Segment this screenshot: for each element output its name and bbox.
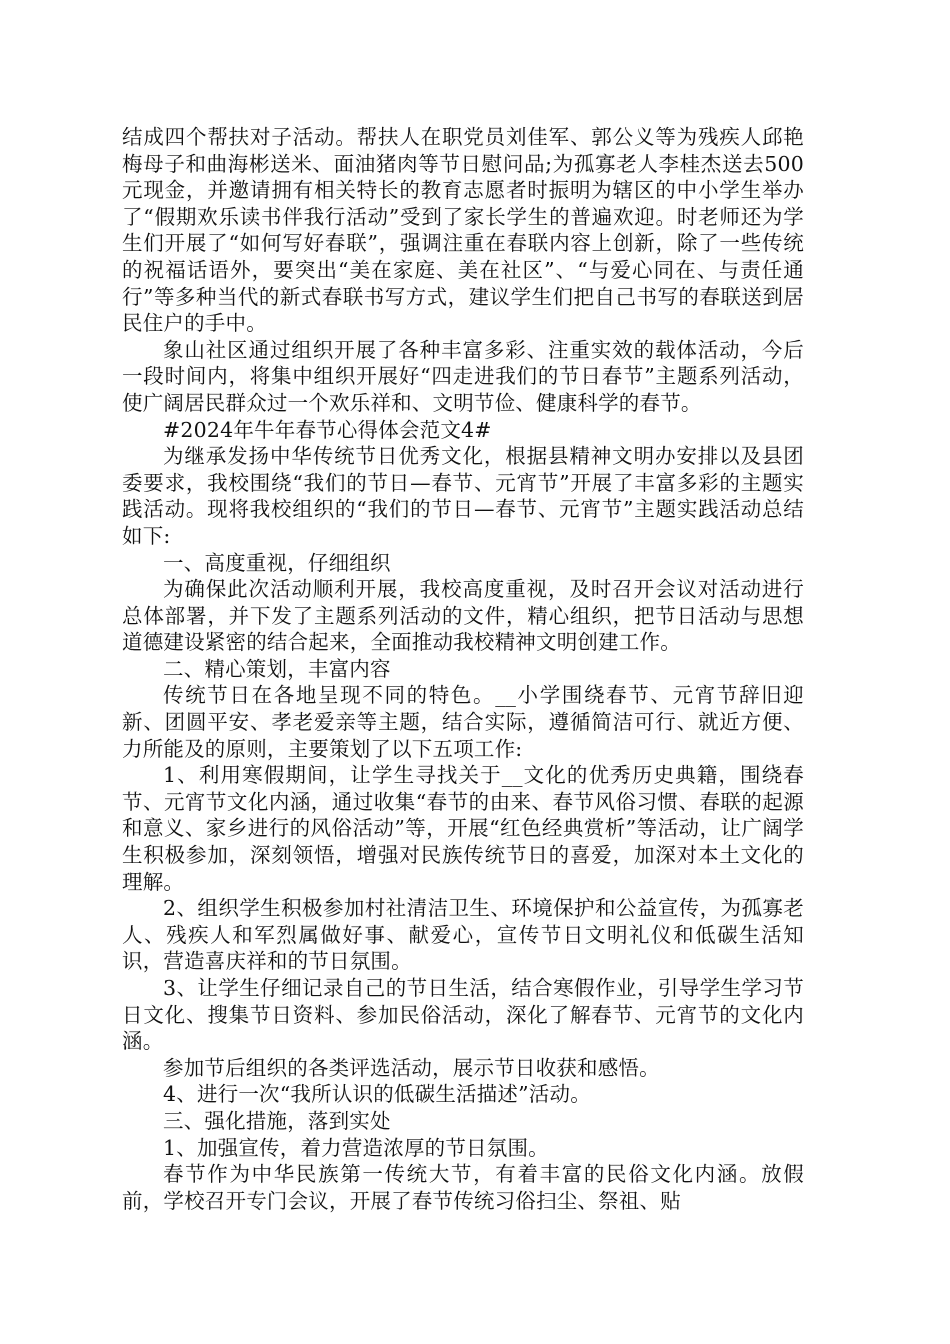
list-item-publicity: 1、加强宣传，着力营造浓厚的节日氛围。 (163, 1135, 549, 1160)
list-item-4: 4、进行一次“我所认识的低碳生活描述”活动。 (163, 1082, 591, 1107)
subheading-attention-organization: 一、高度重视，仔细组织 (163, 550, 391, 575)
list-item-2: 2、组织学生积极参加村社清洁卫生、环境保护和公益宣传，为孤寡老人、残疾人和军烈属做好事、献爱心，宣传节日文明礼仪和低碳生活知识，营造喜庆祥和的节日氛围。 (122, 896, 804, 974)
section-heading-essay-4: #2024年牛年春节心得体会范文4# (163, 417, 492, 442)
list-item-1: 1、利用寒假期间，让学生寻找关于__文化的优秀历史典籍，围绕春节、元宵节文化内涵，通过收集“春节的由来、春节风俗习惯、春联的起源和意义、家乡进行的风俗活动”等，开展“红色经典赏析”等活动，让广阔学生积极参加，深刻领悟，增强对民族传统节日的喜爱，加深对本土文化的理解。 (122, 763, 804, 894)
paragraph-xiangshan-community: 象山社区通过组织开展了各种丰富多彩、注重实效的载体活动，今后一段时间内，将集中组织开展好“四走进我们的节日春节”主题系列活动，使广阔居民群众过一个欢乐祥和、文明节俭、健康科学的春节。 (122, 337, 804, 415)
paragraph-intro: 为继承发扬中华传统节日优秀文化，根据县精神文明办安排以及县团委要求，我校围绕“我们的节日—春节、元宵节”开展了丰富多彩的主题实践活动。现将我校组织的“我们的节日—春节、元宵节”主题实践活动总结如下: (122, 444, 804, 548)
list-item-3: 3、让学生仔细记录自己的节日生活，结合寒假作业，引导学生学习节日文化、搜集节日资料、参加民俗活动，深化了解春节、元宵节的文化内涵。 (122, 976, 804, 1054)
subheading-measures: 三、强化措施，落到实处 (163, 1108, 391, 1133)
paragraph-deployment: 为确保此次活动顺利开展，我校高度重视，及时召开会议对活动进行总体部署，并下发了主题系列活动的文件，精心组织，把节日活动与思想道德建设紧密的结合起来，全面推动我校精神文明创建工作。 (122, 577, 804, 655)
document-body (122, 124, 804, 1214)
subheading-planning-content: 二、精心策划，丰富内容 (163, 656, 391, 681)
paragraph-spring-festival: 春节作为中华民族第一传统大节，有着丰富的民俗文化内涵。放假前，学校召开专门会议，开展了春节传统习俗扫尘、祭祖、贴 (122, 1162, 804, 1213)
paragraph-traditional-festival: 传统节日在各地呈现不同的特色。__小学围绕春节、元宵节辞旧迎新、团圆平安、孝老爱亲等主题，结合实际，遵循简洁可行、就近方便、力所能及的原则，主要策划了以下五项工作: (122, 683, 804, 761)
paragraph-continued-activities: 结成四个帮扶对子活动。帮扶人在职党员刘佳军、郭公义等为残疾人邱艳梅母子和曲海彬送米、面油猪肉等节日慰问品;为孤寡老人李桂杰送去500元现金，并邀请拥有相关特长的教育志愿者时振明为辖区的中小学生举办了“假期欢乐读书伴我行活动”受到了家长学生的普遍欢迎。时老师还为学生们开展了“如何写好春联”，强调注重在春联内容上创新，除了一些传统的祝福话语外，要突出“美在家庭、美在社区”、“与爱心同在、与责任通行”等多种当代的新式春联书写方式，建议学生们把自己书写的春联送到居民住户的手中。 (122, 125, 804, 336)
paragraph-evaluation: 参加节后组织的各类评选活动，展示节日收获和感悟。 (163, 1055, 660, 1080)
□ □ □ □ □
[WHAT THIS TASK INVOLVES] Return each line of the items above that contains the string "festival", copying every such line in full.

[WRITTEN SOLUTION]
paragraph-spring-festival: 春节作为中华民族第一传统大节，有着丰富的民俗文化内涵。放假前，学校召开专门会议，开展了春节传统习俗扫尘、祭祖、贴 (122, 1162, 804, 1213)
paragraph-traditional-festival: 传统节日在各地呈现不同的特色。__小学围绕春节、元宵节辞旧迎新、团圆平安、孝老爱亲等主题，结合实际，遵循简洁可行、就近方便、力所能及的原则，主要策划了以下五项工作: (122, 683, 804, 761)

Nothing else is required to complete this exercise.